>> Begin Extracted material

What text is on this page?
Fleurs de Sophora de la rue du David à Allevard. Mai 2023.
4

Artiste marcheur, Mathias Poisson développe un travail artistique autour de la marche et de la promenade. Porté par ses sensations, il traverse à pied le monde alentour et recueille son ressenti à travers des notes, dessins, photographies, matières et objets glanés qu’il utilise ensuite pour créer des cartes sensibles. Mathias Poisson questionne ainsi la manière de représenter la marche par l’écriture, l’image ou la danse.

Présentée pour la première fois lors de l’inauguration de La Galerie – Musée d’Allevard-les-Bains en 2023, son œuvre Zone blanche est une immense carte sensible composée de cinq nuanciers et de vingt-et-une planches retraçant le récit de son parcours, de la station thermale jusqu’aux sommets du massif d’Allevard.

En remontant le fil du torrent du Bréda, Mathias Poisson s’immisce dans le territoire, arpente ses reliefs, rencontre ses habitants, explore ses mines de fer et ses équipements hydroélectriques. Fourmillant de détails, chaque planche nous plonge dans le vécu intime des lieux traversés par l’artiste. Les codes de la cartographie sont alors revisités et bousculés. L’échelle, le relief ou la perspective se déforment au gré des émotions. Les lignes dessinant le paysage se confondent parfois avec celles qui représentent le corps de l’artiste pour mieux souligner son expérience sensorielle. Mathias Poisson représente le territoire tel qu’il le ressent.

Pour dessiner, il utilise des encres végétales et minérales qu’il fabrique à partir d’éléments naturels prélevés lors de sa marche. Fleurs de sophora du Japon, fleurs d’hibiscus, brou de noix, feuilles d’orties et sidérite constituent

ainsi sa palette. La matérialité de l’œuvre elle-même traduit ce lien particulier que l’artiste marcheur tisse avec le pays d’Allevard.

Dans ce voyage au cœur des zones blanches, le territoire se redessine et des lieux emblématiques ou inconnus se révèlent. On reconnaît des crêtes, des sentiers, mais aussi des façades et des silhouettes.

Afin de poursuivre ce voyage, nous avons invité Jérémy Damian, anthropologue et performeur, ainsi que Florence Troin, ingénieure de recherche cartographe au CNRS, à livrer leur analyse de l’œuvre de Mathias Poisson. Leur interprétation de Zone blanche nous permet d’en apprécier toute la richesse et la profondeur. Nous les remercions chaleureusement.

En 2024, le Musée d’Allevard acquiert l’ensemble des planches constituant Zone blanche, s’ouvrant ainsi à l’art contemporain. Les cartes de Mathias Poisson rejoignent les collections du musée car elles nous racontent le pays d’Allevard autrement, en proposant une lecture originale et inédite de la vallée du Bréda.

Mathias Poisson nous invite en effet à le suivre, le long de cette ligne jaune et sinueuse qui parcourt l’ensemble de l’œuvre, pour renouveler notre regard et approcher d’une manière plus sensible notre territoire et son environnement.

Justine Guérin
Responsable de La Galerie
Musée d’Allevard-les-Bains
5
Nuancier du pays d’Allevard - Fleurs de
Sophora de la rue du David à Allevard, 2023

>> End Extracted material

Objective => All of the entries need to be reproduced exactly; please write them out.

Output of the exercise =>
What text is on this page?
Fleurs de Sophora de la rue du David à Allevard. Mai 2023.
4

Artiste marcheur, Mathias Poisson développe un travail artistique autour de la marche et de la promenade. Porté par ses sensations, il traverse à pied le monde alentour et recueille son ressenti à travers des notes, dessins, photographies, matières et objets glanés qu’il utilise ensuite pour créer des cartes sensibles. Mathias Poisson questionne ainsi la manière de représenter la marche par l’écriture, l’image ou la danse.

Présentée pour la première fois lors de l’inauguration de La Galerie – Musée d’Allevard-les-Bains en 2023, son œuvre Zone blanche est une immense carte sensible composée de cinq nuanciers et de vingt-et-une planches retraçant le récit de son parcours, de la station thermale jusqu’aux sommets du massif d’Allevard.

En remontant le fil du torrent du Bréda, Mathias Poisson s’immisce dans le territoire, arpente ses reliefs, rencontre ses habitants, explore ses mines de fer et ses équipements hydroélectriques. Fourmillant de détails, chaque planche nous plonge dans le vécu intime des lieux traversés par l’artiste. Les codes de la cartographie sont alors revisités et bousculés. L’échelle, le relief ou la perspective se déforment au gré des émotions. Les lignes dessinant le paysage se confondent parfois avec celles qui représentent le corps de l’artiste pour mieux souligner son expérience sensorielle. Mathias Poisson représente le territoire tel qu’il le ressent.

Pour dessiner, il utilise des encres végétales et minérales qu’il fabrique à partir d’éléments naturels prélevés lors de sa marche. Fleurs de sophora du Japon, fleurs d’hibiscus, brou de noix, feuilles d’orties et sidérite constituent

ainsi sa palette. La matérialité de l’œuvre elle-même traduit ce lien particulier que l’artiste marcheur tisse avec le pays d’Allevard.

Dans ce voyage au cœur des zones blanches, le territoire se redessine et des lieux emblématiques ou inconnus se révèlent. On reconnaît des crêtes, des sentiers, mais aussi des façades et des silhouettes.

Afin de poursuivre ce voyage, nous avons invité Jérémy Damian, anthropologue et performeur, ainsi que Florence Troin, ingénieure de recherche cartographe au CNRS, à livrer leur analyse de l’œuvre de Mathias Poisson. Leur interprétation de Zone blanche nous permet d’en apprécier toute la richesse et la profondeur. Nous les remercions chaleureusement.

En 2024, le Musée d’Allevard acquiert l’ensemble des planches constituant Zone blanche, s’ouvrant ainsi à l’art contemporain. Les cartes de Mathias Poisson rejoignent les collections du musée car elles nous racontent le pays d’Allevard autrement, en proposant une lecture originale et inédite de la vallée du Bréda.

Mathias Poisson nous invite en effet à le suivre, le long de cette ligne jaune et sinueuse qui parcourt l’ensemble de l’œuvre, pour renouveler notre regard et approcher d’une manière plus sensible notre territoire et son environnement.

Justine Guérin
Responsable de La Galerie
Musée d’Allevard-les-Bains
5
Nuancier du pays d’Allevard - Fleurs de
Sophora de la rue du David à Allevard, 2023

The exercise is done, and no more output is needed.